## To do
Transcribe the records below exactly, leaving out any pictures.

--- BEGIN Task data ---

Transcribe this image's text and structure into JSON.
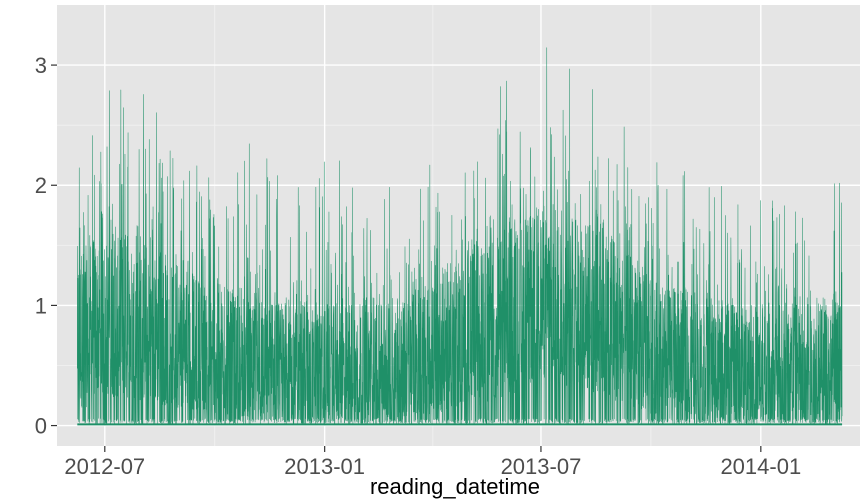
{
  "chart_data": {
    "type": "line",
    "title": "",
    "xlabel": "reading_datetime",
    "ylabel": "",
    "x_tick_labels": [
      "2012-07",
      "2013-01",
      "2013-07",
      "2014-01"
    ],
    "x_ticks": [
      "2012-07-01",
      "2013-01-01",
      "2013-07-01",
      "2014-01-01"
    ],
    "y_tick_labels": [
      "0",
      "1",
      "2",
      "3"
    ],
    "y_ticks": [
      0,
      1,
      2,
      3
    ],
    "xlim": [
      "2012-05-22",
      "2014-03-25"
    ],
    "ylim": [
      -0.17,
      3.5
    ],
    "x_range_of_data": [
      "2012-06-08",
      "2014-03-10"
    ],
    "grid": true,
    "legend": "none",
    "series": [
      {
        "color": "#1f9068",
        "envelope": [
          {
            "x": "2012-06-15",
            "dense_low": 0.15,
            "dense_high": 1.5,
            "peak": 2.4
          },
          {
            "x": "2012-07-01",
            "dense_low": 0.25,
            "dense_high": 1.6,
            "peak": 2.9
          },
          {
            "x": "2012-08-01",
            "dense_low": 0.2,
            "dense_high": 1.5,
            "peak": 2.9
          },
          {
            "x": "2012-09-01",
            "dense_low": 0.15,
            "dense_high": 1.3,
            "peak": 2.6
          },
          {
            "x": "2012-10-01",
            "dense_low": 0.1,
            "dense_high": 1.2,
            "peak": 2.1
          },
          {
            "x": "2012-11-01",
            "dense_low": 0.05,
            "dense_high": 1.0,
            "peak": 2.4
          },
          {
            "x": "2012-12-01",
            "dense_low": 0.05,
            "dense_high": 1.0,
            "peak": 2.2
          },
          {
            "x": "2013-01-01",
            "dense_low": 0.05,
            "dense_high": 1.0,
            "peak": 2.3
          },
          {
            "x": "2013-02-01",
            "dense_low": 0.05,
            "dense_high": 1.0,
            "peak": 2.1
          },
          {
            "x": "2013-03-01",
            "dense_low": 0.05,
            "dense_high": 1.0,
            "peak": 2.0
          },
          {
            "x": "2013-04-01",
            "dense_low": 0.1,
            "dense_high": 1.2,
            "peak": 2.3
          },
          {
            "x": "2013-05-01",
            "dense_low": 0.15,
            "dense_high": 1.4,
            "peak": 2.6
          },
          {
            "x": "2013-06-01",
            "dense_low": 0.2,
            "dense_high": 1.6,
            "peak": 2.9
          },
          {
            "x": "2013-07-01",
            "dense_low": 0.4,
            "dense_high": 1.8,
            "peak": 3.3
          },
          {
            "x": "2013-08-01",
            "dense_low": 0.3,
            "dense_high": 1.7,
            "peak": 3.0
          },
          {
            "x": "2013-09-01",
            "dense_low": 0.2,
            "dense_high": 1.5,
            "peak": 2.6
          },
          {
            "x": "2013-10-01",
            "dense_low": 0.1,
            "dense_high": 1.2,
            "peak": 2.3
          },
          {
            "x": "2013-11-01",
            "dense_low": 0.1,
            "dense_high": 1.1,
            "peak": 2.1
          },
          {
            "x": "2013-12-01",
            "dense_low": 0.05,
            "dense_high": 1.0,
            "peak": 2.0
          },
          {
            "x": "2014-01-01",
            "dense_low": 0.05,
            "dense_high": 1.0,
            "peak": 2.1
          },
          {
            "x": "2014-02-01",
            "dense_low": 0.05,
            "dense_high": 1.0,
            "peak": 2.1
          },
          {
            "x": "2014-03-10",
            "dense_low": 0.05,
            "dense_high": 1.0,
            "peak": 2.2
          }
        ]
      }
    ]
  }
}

--- END Task data ---

## Exercise response
Transcribe this image's text and structure into JSON.
{
  "chart_data": {
    "type": "line",
    "title": "",
    "xlabel": "reading_datetime",
    "ylabel": "",
    "x_tick_labels": [
      "2012-07",
      "2013-01",
      "2013-07",
      "2014-01"
    ],
    "x_ticks": [
      "2012-07-01",
      "2013-01-01",
      "2013-07-01",
      "2014-01-01"
    ],
    "y_tick_labels": [
      "0",
      "1",
      "2",
      "3"
    ],
    "y_ticks": [
      0,
      1,
      2,
      3
    ],
    "xlim": [
      "2012-05-22",
      "2014-03-25"
    ],
    "ylim": [
      -0.17,
      3.5
    ],
    "x_range_of_data": [
      "2012-06-08",
      "2014-03-10"
    ],
    "grid": true,
    "legend": "none",
    "series": [
      {
        "color": "#1f9068",
        "envelope": [
          {
            "x": "2012-06-15",
            "dense_low": 0.15,
            "dense_high": 1.5,
            "peak": 2.4
          },
          {
            "x": "2012-07-01",
            "dense_low": 0.25,
            "dense_high": 1.6,
            "peak": 2.9
          },
          {
            "x": "2012-08-01",
            "dense_low": 0.2,
            "dense_high": 1.5,
            "peak": 2.9
          },
          {
            "x": "2012-09-01",
            "dense_low": 0.15,
            "dense_high": 1.3,
            "peak": 2.6
          },
          {
            "x": "2012-10-01",
            "dense_low": 0.1,
            "dense_high": 1.2,
            "peak": 2.1
          },
          {
            "x": "2012-11-01",
            "dense_low": 0.05,
            "dense_high": 1.0,
            "peak": 2.4
          },
          {
            "x": "2012-12-01",
            "dense_low": 0.05,
            "dense_high": 1.0,
            "peak": 2.2
          },
          {
            "x": "2013-01-01",
            "dense_low": 0.05,
            "dense_high": 1.0,
            "peak": 2.3
          },
          {
            "x": "2013-02-01",
            "dense_low": 0.05,
            "dense_high": 1.0,
            "peak": 2.1
          },
          {
            "x": "2013-03-01",
            "dense_low": 0.05,
            "dense_high": 1.0,
            "peak": 2.0
          },
          {
            "x": "2013-04-01",
            "dense_low": 0.1,
            "dense_high": 1.2,
            "peak": 2.3
          },
          {
            "x": "2013-05-01",
            "dense_low": 0.15,
            "dense_high": 1.4,
            "peak": 2.6
          },
          {
            "x": "2013-06-01",
            "dense_low": 0.2,
            "dense_high": 1.6,
            "peak": 2.9
          },
          {
            "x": "2013-07-01",
            "dense_low": 0.4,
            "dense_high": 1.8,
            "peak": 3.3
          },
          {
            "x": "2013-08-01",
            "dense_low": 0.3,
            "dense_high": 1.7,
            "peak": 3.0
          },
          {
            "x": "2013-09-01",
            "dense_low": 0.2,
            "dense_high": 1.5,
            "peak": 2.6
          },
          {
            "x": "2013-10-01",
            "dense_low": 0.1,
            "dense_high": 1.2,
            "peak": 2.3
          },
          {
            "x": "2013-11-01",
            "dense_low": 0.1,
            "dense_high": 1.1,
            "peak": 2.1
          },
          {
            "x": "2013-12-01",
            "dense_low": 0.05,
            "dense_high": 1.0,
            "peak": 2.0
          },
          {
            "x": "2014-01-01",
            "dense_low": 0.05,
            "dense_high": 1.0,
            "peak": 2.1
          },
          {
            "x": "2014-02-01",
            "dense_low": 0.05,
            "dense_high": 1.0,
            "peak": 2.1
          },
          {
            "x": "2014-03-10",
            "dense_low": 0.05,
            "dense_high": 1.0,
            "peak": 2.2
          }
        ]
      }
    ]
  }
}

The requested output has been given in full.